> _To be done_
Output the data below in full, byte for byte. Nothing may differ.

:: Information supplied

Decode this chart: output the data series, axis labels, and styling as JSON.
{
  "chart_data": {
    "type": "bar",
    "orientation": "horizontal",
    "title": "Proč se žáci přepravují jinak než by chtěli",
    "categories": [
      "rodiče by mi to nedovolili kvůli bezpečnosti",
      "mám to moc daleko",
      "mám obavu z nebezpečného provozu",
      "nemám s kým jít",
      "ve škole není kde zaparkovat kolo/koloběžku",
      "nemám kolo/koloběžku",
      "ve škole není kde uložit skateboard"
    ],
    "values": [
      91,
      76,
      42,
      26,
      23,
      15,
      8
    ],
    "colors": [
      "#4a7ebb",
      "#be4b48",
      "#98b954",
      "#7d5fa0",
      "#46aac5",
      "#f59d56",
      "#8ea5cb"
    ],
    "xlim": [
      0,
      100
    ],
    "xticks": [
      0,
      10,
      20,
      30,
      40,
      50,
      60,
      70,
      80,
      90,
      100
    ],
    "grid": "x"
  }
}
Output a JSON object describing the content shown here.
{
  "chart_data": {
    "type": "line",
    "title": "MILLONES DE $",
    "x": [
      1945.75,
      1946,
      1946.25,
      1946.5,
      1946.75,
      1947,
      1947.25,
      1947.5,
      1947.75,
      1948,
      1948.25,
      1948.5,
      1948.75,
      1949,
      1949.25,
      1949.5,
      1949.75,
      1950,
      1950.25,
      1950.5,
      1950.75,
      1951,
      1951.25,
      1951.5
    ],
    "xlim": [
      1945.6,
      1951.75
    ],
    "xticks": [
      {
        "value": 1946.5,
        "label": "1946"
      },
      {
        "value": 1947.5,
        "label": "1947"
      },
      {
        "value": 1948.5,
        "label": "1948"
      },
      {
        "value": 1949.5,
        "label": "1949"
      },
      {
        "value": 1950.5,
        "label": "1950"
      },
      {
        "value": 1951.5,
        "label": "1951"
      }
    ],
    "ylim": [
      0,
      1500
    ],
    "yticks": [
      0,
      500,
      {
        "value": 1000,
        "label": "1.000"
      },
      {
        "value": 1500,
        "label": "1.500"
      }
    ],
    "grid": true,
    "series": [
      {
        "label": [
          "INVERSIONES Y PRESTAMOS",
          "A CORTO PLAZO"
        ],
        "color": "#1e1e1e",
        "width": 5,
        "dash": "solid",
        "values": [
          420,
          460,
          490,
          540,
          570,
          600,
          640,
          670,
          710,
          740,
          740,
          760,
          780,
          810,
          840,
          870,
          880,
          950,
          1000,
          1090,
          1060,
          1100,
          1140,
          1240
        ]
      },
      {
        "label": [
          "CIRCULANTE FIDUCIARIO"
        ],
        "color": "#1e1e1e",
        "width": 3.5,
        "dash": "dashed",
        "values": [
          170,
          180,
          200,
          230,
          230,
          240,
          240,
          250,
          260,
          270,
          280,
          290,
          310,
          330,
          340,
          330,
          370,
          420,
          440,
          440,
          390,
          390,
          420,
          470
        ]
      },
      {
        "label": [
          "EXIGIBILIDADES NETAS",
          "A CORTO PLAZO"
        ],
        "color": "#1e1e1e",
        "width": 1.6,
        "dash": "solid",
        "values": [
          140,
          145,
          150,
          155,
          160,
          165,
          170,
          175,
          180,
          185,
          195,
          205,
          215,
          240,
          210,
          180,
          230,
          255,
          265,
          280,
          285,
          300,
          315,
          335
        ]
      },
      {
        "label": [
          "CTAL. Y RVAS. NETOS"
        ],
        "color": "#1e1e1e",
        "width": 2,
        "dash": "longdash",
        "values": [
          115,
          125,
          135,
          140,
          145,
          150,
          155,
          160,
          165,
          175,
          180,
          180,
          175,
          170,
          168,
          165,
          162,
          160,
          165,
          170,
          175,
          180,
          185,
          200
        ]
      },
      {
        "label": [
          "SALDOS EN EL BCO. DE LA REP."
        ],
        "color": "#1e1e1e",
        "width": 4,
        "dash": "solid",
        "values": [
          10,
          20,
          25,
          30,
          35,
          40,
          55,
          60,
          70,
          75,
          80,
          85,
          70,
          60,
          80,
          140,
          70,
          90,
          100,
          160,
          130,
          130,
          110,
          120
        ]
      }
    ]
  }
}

::::

> _Answer for this exercise_
Decode this chart: output the data series, axis labels, and styling as JSON.
{
  "chart_data": {
    "type": "bar",
    "orientation": "horizontal",
    "title": "Proč se žáci přepravují jinak než by chtěli",
    "categories": [
      "rodiče by mi to nedovolili kvůli bezpečnosti",
      "mám to moc daleko",
      "mám obavu z nebezpečného provozu",
      "nemám s kým jít",
      "ve škole není kde zaparkovat kolo/koloběžku",
      "nemám kolo/koloběžku",
      "ve škole není kde uložit skateboard"
    ],
    "values": [
      91,
      76,
      42,
      26,
      23,
      15,
      8
    ],
    "colors": [
      "#4a7ebb",
      "#be4b48",
      "#98b954",
      "#7d5fa0",
      "#46aac5",
      "#f59d56",
      "#8ea5cb"
    ],
    "xlim": [
      0,
      100
    ],
    "xticks": [
      0,
      10,
      20,
      30,
      40,
      50,
      60,
      70,
      80,
      90,
      100
    ],
    "grid": "x"
  }
}
Output a JSON object describing the content shown here.
{
  "chart_data": {
    "type": "line",
    "title": "MILLONES DE $",
    "x": [
      1945.75,
      1946,
      1946.25,
      1946.5,
      1946.75,
      1947,
      1947.25,
      1947.5,
      1947.75,
      1948,
      1948.25,
      1948.5,
      1948.75,
      1949,
      1949.25,
      1949.5,
      1949.75,
      1950,
      1950.25,
      1950.5,
      1950.75,
      1951,
      1951.25,
      1951.5
    ],
    "xlim": [
      1945.6,
      1951.75
    ],
    "xticks": [
      {
        "value": 1946.5,
        "label": "1946"
      },
      {
        "value": 1947.5,
        "label": "1947"
      },
      {
        "value": 1948.5,
        "label": "1948"
      },
      {
        "value": 1949.5,
        "label": "1949"
      },
      {
        "value": 1950.5,
        "label": "1950"
      },
      {
        "value": 1951.5,
        "label": "1951"
      }
    ],
    "ylim": [
      0,
      1500
    ],
    "yticks": [
      0,
      500,
      {
        "value": 1000,
        "label": "1.000"
      },
      {
        "value": 1500,
        "label": "1.500"
      }
    ],
    "grid": true,
    "series": [
      {
        "label": [
          "INVERSIONES Y PRESTAMOS",
          "A CORTO PLAZO"
        ],
        "color": "#1e1e1e",
        "width": 5,
        "dash": "solid",
        "values": [
          420,
          460,
          490,
          540,
          570,
          600,
          640,
          670,
          710,
          740,
          740,
          760,
          780,
          810,
          840,
          870,
          880,
          950,
          1000,
          1090,
          1060,
          1100,
          1140,
          1240
        ]
      },
      {
        "label": [
          "CIRCULANTE FIDUCIARIO"
        ],
        "color": "#1e1e1e",
        "width": 3.5,
        "dash": "dashed",
        "values": [
          170,
          180,
          200,
          230,
          230,
          240,
          240,
          250,
          260,
          270,
          280,
          290,
          310,
          330,
          340,
          330,
          370,
          420,
          440,
          440,
          390,
          390,
          420,
          470
        ]
      },
      {
        "label": [
          "EXIGIBILIDADES NETAS",
          "A CORTO PLAZO"
        ],
        "color": "#1e1e1e",
        "width": 1.6,
        "dash": "solid",
        "values": [
          140,
          145,
          150,
          155,
          160,
          165,
          170,
          175,
          180,
          185,
          195,
          205,
          215,
          240,
          210,
          180,
          230,
          255,
          265,
          280,
          285,
          300,
          315,
          335
        ]
      },
      {
        "label": [
          "CTAL. Y RVAS. NETOS"
        ],
        "color": "#1e1e1e",
        "width": 2,
        "dash": "longdash",
        "values": [
          115,
          125,
          135,
          140,
          145,
          150,
          155,
          160,
          165,
          175,
          180,
          180,
          175,
          170,
          168,
          165,
          162,
          160,
          165,
          170,
          175,
          180,
          185,
          200
        ]
      },
      {
        "label": [
          "SALDOS EN EL BCO. DE LA REP."
        ],
        "color": "#1e1e1e",
        "width": 4,
        "dash": "solid",
        "values": [
          10,
          20,
          25,
          30,
          35,
          40,
          55,
          60,
          70,
          75,
          80,
          85,
          70,
          60,
          80,
          140,
          70,
          90,
          100,
          160,
          130,
          130,
          110,
          120
        ]
      }
    ]
  }
}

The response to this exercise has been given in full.